**MATERIAL PROVIDED**:
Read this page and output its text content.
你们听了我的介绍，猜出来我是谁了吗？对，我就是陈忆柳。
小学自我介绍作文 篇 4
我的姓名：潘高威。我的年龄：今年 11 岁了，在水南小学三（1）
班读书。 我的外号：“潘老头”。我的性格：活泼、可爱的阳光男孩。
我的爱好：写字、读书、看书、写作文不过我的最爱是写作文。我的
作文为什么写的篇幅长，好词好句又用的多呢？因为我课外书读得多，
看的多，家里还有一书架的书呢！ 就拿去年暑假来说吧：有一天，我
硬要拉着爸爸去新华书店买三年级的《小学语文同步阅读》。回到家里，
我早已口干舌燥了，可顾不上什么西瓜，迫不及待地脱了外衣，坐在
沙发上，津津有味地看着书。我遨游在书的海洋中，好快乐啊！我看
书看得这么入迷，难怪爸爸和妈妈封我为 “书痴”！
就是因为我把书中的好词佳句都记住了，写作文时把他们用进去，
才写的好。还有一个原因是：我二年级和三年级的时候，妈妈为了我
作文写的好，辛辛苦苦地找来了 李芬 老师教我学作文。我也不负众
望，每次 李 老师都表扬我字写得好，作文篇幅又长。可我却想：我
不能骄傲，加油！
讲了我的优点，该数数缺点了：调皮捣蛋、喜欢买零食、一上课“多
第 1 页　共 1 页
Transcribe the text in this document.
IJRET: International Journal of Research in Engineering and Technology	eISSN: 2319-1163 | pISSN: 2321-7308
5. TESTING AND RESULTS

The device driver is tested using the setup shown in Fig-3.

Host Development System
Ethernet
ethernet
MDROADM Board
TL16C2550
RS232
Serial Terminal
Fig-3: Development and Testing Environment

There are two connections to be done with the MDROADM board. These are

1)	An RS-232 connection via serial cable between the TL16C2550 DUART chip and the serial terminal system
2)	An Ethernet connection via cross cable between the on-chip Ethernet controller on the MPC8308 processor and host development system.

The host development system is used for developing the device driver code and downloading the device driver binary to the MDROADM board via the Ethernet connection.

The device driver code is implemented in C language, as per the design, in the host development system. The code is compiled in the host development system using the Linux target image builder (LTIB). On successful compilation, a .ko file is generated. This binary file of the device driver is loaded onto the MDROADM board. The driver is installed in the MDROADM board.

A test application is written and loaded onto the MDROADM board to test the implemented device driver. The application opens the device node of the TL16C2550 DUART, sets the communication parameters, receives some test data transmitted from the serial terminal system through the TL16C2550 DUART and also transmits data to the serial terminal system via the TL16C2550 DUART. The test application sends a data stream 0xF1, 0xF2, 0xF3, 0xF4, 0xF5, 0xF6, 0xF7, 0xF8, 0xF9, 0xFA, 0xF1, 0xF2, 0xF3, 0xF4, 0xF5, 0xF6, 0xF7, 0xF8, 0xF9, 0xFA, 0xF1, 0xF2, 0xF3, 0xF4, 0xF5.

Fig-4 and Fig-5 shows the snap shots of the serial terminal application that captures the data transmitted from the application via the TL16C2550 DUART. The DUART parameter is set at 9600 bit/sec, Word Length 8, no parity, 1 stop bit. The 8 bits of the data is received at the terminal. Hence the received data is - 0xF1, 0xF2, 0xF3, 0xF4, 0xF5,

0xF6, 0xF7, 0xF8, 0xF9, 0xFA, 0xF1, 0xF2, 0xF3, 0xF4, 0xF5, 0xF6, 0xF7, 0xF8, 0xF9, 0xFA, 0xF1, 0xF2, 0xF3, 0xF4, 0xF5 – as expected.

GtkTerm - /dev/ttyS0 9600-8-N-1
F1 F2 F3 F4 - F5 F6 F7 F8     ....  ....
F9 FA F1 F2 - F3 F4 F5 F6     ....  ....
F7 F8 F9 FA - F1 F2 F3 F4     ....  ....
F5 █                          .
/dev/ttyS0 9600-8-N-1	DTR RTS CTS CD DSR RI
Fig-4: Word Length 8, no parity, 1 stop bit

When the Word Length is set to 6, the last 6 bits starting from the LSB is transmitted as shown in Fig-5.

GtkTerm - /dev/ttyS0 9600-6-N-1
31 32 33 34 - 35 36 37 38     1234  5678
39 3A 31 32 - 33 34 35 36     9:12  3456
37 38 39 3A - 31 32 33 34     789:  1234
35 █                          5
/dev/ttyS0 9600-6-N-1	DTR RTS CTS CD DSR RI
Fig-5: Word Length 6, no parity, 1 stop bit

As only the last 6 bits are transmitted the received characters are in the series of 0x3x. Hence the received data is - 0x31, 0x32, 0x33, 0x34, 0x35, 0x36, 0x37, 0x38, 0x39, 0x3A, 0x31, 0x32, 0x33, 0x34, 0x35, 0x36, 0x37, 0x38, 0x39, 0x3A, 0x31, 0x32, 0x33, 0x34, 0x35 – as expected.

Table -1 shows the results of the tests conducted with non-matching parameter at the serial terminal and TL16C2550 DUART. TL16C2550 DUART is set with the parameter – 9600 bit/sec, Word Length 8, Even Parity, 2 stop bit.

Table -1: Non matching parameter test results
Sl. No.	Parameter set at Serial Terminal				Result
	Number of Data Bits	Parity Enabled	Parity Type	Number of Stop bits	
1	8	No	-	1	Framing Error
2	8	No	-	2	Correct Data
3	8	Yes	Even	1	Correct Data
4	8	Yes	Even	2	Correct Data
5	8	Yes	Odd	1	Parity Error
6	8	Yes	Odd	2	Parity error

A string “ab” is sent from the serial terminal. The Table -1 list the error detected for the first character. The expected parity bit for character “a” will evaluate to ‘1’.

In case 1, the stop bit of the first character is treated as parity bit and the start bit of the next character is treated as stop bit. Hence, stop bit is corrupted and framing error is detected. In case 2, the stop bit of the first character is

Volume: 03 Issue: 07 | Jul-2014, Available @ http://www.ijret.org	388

**WHAT NEEDS TO BE DONE**:
Restate each entry exactly, skipping none.

**THE RESPONSE**:
Read this page and output its text content.
你们听了我的介绍，猜出来我是谁了吗？对，我就是陈忆柳。
小学自我介绍作文 篇 4
我的姓名：潘高威。我的年龄：今年 11 岁了，在水南小学三（1）
班读书。 我的外号：“潘老头”。我的性格：活泼、可爱的阳光男孩。
我的爱好：写字、读书、看书、写作文不过我的最爱是写作文。我的
作文为什么写的篇幅长，好词好句又用的多呢？因为我课外书读得多，
看的多，家里还有一书架的书呢！ 就拿去年暑假来说吧：有一天，我
硬要拉着爸爸去新华书店买三年级的《小学语文同步阅读》。回到家里，
我早已口干舌燥了，可顾不上什么西瓜，迫不及待地脱了外衣，坐在
沙发上，津津有味地看着书。我遨游在书的海洋中，好快乐啊！我看
书看得这么入迷，难怪爸爸和妈妈封我为 “书痴”！
就是因为我把书中的好词佳句都记住了，写作文时把他们用进去，
才写的好。还有一个原因是：我二年级和三年级的时候，妈妈为了我
作文写的好，辛辛苦苦地找来了 李芬 老师教我学作文。我也不负众
望，每次 李 老师都表扬我字写得好，作文篇幅又长。可我却想：我
不能骄傲，加油！
讲了我的优点，该数数缺点了：调皮捣蛋、喜欢买零食、一上课“多
第 1 页　共 1 页
Transcribe the text in this document.
IJRET: International Journal of Research in Engineering and Technology	eISSN: 2319-1163 | pISSN: 2321-7308
5. TESTING AND RESULTS

The device driver is tested using the setup shown in Fig-3.

Host Development System
Ethernet
ethernet
MDROADM Board
TL16C2550
RS232
Serial Terminal
Fig-3: Development and Testing Environment

There are two connections to be done with the MDROADM board. These are

1)	An RS-232 connection via serial cable between the TL16C2550 DUART chip and the serial terminal system
2)	An Ethernet connection via cross cable between the on-chip Ethernet controller on the MPC8308 processor and host development system.

The host development system is used for developing the device driver code and downloading the device driver binary to the MDROADM board via the Ethernet connection.

The device driver code is implemented in C language, as per the design, in the host development system. The code is compiled in the host development system using the Linux target image builder (LTIB). On successful compilation, a .ko file is generated. This binary file of the device driver is loaded onto the MDROADM board. The driver is installed in the MDROADM board.

A test application is written and loaded onto the MDROADM board to test the implemented device driver. The application opens the device node of the TL16C2550 DUART, sets the communication parameters, receives some test data transmitted from the serial terminal system through the TL16C2550 DUART and also transmits data to the serial terminal system via the TL16C2550 DUART. The test application sends a data stream 0xF1, 0xF2, 0xF3, 0xF4, 0xF5, 0xF6, 0xF7, 0xF8, 0xF9, 0xFA, 0xF1, 0xF2, 0xF3, 0xF4, 0xF5, 0xF6, 0xF7, 0xF8, 0xF9, 0xFA, 0xF1, 0xF2, 0xF3, 0xF4, 0xF5.

Fig-4 and Fig-5 shows the snap shots of the serial terminal application that captures the data transmitted from the application via the TL16C2550 DUART. The DUART parameter is set at 9600 bit/sec, Word Length 8, no parity, 1 stop bit. The 8 bits of the data is received at the terminal. Hence the received data is - 0xF1, 0xF2, 0xF3, 0xF4, 0xF5,

0xF6, 0xF7, 0xF8, 0xF9, 0xFA, 0xF1, 0xF2, 0xF3, 0xF4, 0xF5, 0xF6, 0xF7, 0xF8, 0xF9, 0xFA, 0xF1, 0xF2, 0xF3, 0xF4, 0xF5 – as expected.

GtkTerm - /dev/ttyS0 9600-8-N-1
F1 F2 F3 F4 - F5 F6 F7 F8     ....  ....
F9 FA F1 F2 - F3 F4 F5 F6     ....  ....
F7 F8 F9 FA - F1 F2 F3 F4     ....  ....
F5 █                          .
/dev/ttyS0 9600-8-N-1	DTR RTS CTS CD DSR RI
Fig-4: Word Length 8, no parity, 1 stop bit

When the Word Length is set to 6, the last 6 bits starting from the LSB is transmitted as shown in Fig-5.

GtkTerm - /dev/ttyS0 9600-6-N-1
31 32 33 34 - 35 36 37 38     1234  5678
39 3A 31 32 - 33 34 35 36     9:12  3456
37 38 39 3A - 31 32 33 34     789:  1234
35 █                          5
/dev/ttyS0 9600-6-N-1	DTR RTS CTS CD DSR RI
Fig-5: Word Length 6, no parity, 1 stop bit

As only the last 6 bits are transmitted the received characters are in the series of 0x3x. Hence the received data is - 0x31, 0x32, 0x33, 0x34, 0x35, 0x36, 0x37, 0x38, 0x39, 0x3A, 0x31, 0x32, 0x33, 0x34, 0x35, 0x36, 0x37, 0x38, 0x39, 0x3A, 0x31, 0x32, 0x33, 0x34, 0x35 – as expected.

Table -1 shows the results of the tests conducted with non-matching parameter at the serial terminal and TL16C2550 DUART. TL16C2550 DUART is set with the parameter – 9600 bit/sec, Word Length 8, Even Parity, 2 stop bit.

Table -1: Non matching parameter test results
Sl. No.	Parameter set at Serial Terminal				Result
	Number of Data Bits	Parity Enabled	Parity Type	Number of Stop bits	
1	8	No	-	1	Framing Error
2	8	No	-	2	Correct Data
3	8	Yes	Even	1	Correct Data
4	8	Yes	Even	2	Correct Data
5	8	Yes	Odd	1	Parity Error
6	8	Yes	Odd	2	Parity error

A string “ab” is sent from the serial terminal. The Table -1 list the error detected for the first character. The expected parity bit for character “a” will evaluate to ‘1’.

In case 1, the stop bit of the first character is treated as parity bit and the start bit of the next character is treated as stop bit. Hence, stop bit is corrupted and framing error is detected. In case 2, the stop bit of the first character is

Volume: 03 Issue: 07 | Jul-2014, Available @ http://www.ijret.org	388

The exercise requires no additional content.